**What to produce**
Reproduce all the entries exactly and keep the pictures out.

**Available data**
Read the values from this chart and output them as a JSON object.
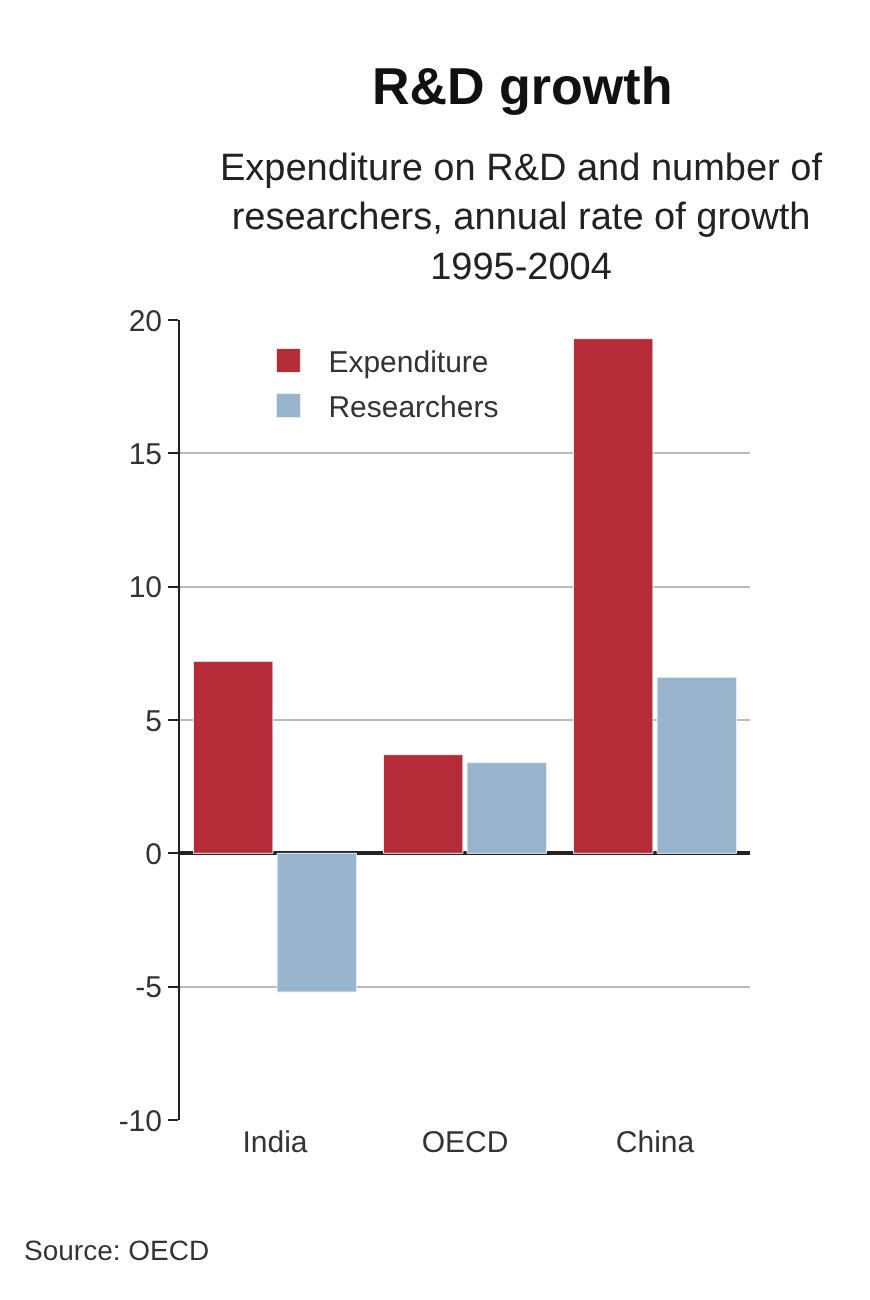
{
  "chart_data": {
    "type": "bar",
    "title": "R&D growth",
    "subtitle": "Expenditure on R&D and number of researchers, annual rate of growth 1995-2004",
    "categories": [
      "India",
      "OECD",
      "China"
    ],
    "series": [
      {
        "name": "Expenditure",
        "color": "#b52b38",
        "values": [
          7.2,
          3.7,
          19.3
        ]
      },
      {
        "name": "Researchers",
        "color": "#98b3cc",
        "values": [
          -5.2,
          3.4,
          6.6
        ]
      }
    ],
    "ylim": [
      -10,
      20
    ],
    "yticks": [
      -10,
      -5,
      0,
      5,
      10,
      15,
      20
    ],
    "grid": "y",
    "legend": "top left",
    "annotations": [
      "Source: OECD"
    ]
  }
}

**Expected answer**
Read the values from this chart and output them as a JSON object.
{
  "chart_data": {
    "type": "bar",
    "title": "R&D growth",
    "subtitle": "Expenditure on R&D and number of researchers, annual rate of growth 1995-2004",
    "categories": [
      "India",
      "OECD",
      "China"
    ],
    "series": [
      {
        "name": "Expenditure",
        "color": "#b52b38",
        "values": [
          7.2,
          3.7,
          19.3
        ]
      },
      {
        "name": "Researchers",
        "color": "#98b3cc",
        "values": [
          -5.2,
          3.4,
          6.6
        ]
      }
    ],
    "ylim": [
      -10,
      20
    ],
    "yticks": [
      -10,
      -5,
      0,
      5,
      10,
      15,
      20
    ],
    "grid": "y",
    "legend": "top left",
    "annotations": [
      "Source: OECD"
    ]
  }
}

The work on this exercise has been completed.